=== Exercise materials ===

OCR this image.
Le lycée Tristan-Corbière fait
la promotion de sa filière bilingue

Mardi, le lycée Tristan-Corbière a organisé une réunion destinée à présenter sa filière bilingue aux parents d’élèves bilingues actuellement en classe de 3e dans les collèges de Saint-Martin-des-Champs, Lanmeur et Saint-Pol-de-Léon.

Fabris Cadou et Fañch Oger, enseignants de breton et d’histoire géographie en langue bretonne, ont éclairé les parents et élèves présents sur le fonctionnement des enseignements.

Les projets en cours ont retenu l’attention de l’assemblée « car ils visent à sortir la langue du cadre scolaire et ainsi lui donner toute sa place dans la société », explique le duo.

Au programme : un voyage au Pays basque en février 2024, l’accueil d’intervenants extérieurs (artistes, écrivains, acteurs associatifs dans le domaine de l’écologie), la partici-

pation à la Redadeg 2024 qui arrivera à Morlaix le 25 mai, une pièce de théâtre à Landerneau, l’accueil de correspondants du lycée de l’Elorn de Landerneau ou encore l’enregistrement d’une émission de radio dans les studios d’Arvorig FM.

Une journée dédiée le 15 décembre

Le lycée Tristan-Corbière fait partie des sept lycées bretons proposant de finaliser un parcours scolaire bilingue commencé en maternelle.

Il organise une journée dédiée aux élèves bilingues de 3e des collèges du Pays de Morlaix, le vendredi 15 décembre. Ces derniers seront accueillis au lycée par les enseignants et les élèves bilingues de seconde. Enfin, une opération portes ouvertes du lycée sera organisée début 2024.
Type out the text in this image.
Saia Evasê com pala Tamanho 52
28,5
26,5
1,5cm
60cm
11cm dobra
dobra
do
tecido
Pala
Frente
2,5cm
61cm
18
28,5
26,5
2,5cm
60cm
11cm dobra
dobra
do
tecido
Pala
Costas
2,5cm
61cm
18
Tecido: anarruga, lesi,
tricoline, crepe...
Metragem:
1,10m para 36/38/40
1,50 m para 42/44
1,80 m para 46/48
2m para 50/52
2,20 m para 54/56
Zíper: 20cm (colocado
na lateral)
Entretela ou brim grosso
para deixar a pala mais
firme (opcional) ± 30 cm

===

◆ Set problem: Write out the entries in full, exactly as given.

◆ Right answer:
OCR this image.
Le lycée Tristan-Corbière fait
la promotion de sa filière bilingue

Mardi, le lycée Tristan-Corbière a organisé une réunion destinée à présenter sa filière bilingue aux parents d’élèves bilingues actuellement en classe de 3e dans les collèges de Saint-Martin-des-Champs, Lanmeur et Saint-Pol-de-Léon.

Fabris Cadou et Fañch Oger, enseignants de breton et d’histoire géographie en langue bretonne, ont éclairé les parents et élèves présents sur le fonctionnement des enseignements.

Les projets en cours ont retenu l’attention de l’assemblée « car ils visent à sortir la langue du cadre scolaire et ainsi lui donner toute sa place dans la société », explique le duo.

Au programme : un voyage au Pays basque en février 2024, l’accueil d’intervenants extérieurs (artistes, écrivains, acteurs associatifs dans le domaine de l’écologie), la partici-

pation à la Redadeg 2024 qui arrivera à Morlaix le 25 mai, une pièce de théâtre à Landerneau, l’accueil de correspondants du lycée de l’Elorn de Landerneau ou encore l’enregistrement d’une émission de radio dans les studios d’Arvorig FM.

Une journée dédiée le 15 décembre

Le lycée Tristan-Corbière fait partie des sept lycées bretons proposant de finaliser un parcours scolaire bilingue commencé en maternelle.

Il organise une journée dédiée aux élèves bilingues de 3e des collèges du Pays de Morlaix, le vendredi 15 décembre. Ces derniers seront accueillis au lycée par les enseignants et les élèves bilingues de seconde. Enfin, une opération portes ouvertes du lycée sera organisée début 2024.
Type out the text in this image.
Saia Evasê com pala Tamanho 52
28,5
26,5
1,5cm
60cm
11cm dobra
dobra
do
tecido
Pala
Frente
2,5cm
61cm
18
28,5
26,5
2,5cm
60cm
11cm dobra
dobra
do
tecido
Pala
Costas
2,5cm
61cm
18
Tecido: anarruga, lesi,
tricoline, crepe...
Metragem:
1,10m para 36/38/40
1,50 m para 42/44
1,80 m para 46/48
2m para 50/52
2,20 m para 54/56
Zíper: 20cm (colocado
na lateral)
Entretela ou brim grosso
para deixar a pala mais
firme (opcional) ± 30 cm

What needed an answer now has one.